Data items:
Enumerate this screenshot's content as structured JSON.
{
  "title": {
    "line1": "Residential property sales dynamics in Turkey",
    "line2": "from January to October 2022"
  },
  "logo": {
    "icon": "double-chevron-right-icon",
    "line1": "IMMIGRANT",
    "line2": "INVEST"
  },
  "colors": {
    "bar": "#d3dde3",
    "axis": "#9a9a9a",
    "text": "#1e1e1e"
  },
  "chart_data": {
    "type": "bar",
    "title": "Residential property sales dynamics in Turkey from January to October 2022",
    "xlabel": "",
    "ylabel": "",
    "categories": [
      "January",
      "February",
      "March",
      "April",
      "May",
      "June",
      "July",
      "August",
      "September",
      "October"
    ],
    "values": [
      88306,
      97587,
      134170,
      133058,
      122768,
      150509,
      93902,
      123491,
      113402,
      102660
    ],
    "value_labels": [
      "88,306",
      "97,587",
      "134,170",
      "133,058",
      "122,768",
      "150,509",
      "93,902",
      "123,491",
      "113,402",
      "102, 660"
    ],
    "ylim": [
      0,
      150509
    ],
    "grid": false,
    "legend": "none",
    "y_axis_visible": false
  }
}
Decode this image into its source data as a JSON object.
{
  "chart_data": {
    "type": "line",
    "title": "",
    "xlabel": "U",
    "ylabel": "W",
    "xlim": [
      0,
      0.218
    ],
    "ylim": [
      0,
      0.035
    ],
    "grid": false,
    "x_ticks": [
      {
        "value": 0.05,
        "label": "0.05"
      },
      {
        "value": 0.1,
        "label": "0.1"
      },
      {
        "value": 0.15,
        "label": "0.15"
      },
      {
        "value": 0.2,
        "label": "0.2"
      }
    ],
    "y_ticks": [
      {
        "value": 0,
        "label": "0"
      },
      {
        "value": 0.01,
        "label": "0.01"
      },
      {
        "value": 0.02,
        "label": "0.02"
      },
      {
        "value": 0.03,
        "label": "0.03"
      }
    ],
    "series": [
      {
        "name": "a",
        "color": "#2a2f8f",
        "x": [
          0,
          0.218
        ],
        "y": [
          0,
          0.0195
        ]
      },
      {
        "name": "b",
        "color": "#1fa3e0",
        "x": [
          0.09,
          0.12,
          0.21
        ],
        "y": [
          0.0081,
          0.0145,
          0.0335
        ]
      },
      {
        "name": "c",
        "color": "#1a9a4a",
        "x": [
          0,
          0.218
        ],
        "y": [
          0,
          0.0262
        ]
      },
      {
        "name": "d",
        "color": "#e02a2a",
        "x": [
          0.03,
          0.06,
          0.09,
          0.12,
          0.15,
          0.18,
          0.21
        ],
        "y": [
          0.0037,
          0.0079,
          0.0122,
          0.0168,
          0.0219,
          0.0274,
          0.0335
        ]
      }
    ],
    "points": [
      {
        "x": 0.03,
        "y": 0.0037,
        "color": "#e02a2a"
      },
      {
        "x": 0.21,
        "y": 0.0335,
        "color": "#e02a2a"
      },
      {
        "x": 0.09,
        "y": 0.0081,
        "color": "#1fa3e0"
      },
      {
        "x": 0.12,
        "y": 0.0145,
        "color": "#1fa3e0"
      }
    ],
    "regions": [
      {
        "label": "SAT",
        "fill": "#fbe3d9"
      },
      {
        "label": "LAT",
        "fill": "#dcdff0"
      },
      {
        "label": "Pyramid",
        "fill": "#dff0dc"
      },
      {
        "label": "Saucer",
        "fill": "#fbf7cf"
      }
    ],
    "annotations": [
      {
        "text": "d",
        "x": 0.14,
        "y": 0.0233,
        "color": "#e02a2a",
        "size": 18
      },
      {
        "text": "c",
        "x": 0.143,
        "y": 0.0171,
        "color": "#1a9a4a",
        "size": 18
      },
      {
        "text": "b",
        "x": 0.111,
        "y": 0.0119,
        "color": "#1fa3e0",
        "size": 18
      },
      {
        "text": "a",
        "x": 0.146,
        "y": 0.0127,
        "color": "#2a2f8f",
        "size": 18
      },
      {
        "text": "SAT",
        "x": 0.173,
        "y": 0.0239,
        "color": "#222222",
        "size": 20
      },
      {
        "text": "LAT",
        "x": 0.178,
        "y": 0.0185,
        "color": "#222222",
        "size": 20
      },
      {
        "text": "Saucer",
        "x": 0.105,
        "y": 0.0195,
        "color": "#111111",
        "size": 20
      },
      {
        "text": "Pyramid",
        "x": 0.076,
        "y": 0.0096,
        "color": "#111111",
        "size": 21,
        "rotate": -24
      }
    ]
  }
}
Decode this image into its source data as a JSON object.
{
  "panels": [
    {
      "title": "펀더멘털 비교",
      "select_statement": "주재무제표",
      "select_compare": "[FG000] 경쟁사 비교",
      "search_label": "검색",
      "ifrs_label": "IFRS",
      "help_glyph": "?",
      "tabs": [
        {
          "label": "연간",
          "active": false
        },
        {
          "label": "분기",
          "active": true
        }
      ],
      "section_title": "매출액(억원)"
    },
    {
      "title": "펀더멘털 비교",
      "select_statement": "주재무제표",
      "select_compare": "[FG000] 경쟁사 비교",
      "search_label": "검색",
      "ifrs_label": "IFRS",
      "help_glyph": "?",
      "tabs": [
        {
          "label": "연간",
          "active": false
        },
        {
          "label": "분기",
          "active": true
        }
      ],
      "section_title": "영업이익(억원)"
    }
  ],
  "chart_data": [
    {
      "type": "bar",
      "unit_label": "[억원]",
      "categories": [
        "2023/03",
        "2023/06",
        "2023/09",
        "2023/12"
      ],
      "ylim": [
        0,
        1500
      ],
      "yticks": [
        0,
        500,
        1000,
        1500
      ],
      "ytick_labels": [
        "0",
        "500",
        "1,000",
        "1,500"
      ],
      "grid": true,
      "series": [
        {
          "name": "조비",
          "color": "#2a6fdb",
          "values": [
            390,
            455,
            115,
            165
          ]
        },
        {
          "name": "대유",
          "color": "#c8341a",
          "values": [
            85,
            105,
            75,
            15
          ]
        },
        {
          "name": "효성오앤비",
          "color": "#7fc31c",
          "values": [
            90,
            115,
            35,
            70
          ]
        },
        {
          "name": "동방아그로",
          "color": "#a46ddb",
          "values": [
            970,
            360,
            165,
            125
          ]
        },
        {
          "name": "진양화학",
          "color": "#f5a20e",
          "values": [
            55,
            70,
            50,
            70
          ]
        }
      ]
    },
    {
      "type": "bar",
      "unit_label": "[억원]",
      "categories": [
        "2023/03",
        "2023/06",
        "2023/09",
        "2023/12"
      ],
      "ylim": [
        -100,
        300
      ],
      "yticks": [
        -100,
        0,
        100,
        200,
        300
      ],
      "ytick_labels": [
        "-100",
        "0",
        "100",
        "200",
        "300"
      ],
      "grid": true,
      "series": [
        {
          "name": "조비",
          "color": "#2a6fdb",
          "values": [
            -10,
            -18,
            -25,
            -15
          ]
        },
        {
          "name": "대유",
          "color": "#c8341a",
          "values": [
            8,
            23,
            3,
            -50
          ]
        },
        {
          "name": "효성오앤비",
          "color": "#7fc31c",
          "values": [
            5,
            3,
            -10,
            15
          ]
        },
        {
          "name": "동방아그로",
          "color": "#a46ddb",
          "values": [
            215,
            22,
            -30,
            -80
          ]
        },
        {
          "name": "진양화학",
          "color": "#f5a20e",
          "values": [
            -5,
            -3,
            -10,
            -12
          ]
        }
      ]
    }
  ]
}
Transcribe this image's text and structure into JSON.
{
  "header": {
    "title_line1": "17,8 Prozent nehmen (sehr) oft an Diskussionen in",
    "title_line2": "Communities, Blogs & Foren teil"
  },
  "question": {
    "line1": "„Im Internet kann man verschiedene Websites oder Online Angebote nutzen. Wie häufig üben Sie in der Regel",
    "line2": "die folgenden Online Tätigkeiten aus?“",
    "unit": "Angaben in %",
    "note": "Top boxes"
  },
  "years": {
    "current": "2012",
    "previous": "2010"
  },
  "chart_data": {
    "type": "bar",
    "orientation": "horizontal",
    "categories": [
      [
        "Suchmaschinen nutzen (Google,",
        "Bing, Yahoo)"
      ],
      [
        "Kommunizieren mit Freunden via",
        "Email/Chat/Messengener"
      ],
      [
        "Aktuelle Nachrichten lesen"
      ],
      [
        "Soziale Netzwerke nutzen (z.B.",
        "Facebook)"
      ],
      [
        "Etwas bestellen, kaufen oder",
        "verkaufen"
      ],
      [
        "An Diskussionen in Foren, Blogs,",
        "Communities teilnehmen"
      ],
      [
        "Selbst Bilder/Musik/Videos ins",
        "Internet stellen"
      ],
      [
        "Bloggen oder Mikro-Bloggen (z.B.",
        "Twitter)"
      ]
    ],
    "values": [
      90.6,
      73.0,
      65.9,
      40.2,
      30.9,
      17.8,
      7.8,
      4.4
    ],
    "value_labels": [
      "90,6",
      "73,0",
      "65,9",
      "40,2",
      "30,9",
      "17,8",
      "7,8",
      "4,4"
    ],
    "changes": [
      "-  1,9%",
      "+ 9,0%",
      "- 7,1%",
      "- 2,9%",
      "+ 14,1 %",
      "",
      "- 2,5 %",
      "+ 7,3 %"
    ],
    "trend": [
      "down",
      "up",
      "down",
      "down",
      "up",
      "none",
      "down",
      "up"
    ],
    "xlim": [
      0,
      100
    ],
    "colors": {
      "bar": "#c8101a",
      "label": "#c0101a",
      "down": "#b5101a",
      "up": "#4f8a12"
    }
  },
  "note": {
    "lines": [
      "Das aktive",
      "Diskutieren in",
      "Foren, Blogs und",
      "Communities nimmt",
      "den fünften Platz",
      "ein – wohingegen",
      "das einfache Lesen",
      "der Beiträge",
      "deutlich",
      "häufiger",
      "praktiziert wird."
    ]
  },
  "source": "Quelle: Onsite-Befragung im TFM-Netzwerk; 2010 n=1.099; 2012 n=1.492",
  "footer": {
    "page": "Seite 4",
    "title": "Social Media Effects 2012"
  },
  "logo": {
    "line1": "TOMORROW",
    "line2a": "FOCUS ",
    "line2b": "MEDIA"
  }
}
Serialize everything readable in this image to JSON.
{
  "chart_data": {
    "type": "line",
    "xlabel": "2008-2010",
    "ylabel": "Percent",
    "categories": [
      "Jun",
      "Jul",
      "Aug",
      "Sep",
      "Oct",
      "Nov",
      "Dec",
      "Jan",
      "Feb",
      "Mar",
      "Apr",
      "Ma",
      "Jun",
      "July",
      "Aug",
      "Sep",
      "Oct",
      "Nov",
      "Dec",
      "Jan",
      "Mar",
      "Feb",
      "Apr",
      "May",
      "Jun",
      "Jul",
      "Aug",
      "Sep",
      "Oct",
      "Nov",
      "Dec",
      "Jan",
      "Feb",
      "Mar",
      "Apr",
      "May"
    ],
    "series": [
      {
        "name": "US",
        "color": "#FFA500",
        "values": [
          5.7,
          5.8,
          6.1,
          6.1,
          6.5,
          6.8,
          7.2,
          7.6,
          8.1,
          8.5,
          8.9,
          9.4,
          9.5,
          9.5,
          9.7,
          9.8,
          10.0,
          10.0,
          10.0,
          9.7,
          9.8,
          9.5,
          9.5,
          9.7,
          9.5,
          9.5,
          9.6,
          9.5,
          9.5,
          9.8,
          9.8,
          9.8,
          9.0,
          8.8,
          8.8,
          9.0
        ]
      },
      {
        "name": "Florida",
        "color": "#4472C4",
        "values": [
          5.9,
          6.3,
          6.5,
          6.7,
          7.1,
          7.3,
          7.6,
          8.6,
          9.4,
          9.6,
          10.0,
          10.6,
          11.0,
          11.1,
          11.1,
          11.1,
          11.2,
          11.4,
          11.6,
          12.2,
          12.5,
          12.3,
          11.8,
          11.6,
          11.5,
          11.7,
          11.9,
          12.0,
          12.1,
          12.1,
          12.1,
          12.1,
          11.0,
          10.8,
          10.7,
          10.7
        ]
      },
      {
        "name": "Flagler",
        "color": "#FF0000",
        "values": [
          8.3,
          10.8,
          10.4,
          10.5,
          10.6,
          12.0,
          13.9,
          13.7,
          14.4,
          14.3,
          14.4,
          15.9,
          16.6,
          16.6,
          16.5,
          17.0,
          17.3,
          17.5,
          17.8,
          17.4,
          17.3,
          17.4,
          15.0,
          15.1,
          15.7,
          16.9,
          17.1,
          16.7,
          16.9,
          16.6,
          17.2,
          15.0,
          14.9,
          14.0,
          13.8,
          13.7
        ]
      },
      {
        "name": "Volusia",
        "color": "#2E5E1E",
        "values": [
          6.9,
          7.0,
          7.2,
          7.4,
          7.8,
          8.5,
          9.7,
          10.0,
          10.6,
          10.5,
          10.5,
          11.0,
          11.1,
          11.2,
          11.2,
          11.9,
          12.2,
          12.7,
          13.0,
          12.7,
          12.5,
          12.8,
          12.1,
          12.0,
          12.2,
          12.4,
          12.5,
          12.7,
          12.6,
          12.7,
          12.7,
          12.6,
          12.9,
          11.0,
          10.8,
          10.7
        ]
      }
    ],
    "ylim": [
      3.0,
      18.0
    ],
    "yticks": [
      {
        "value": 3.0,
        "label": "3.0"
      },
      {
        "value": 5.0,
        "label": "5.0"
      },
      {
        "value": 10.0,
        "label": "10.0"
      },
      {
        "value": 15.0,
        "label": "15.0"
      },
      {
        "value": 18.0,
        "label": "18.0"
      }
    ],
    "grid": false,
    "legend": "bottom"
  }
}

TASK INSTRUCTIONS → Show every line of the records above that contains the word "Foren".

EXERCISE SOLUTION →
    "title_line2": "Communities, Blogs & Foren teil"
        "An Diskussionen in Foren, Blogs,",
      "Foren, Blogs und",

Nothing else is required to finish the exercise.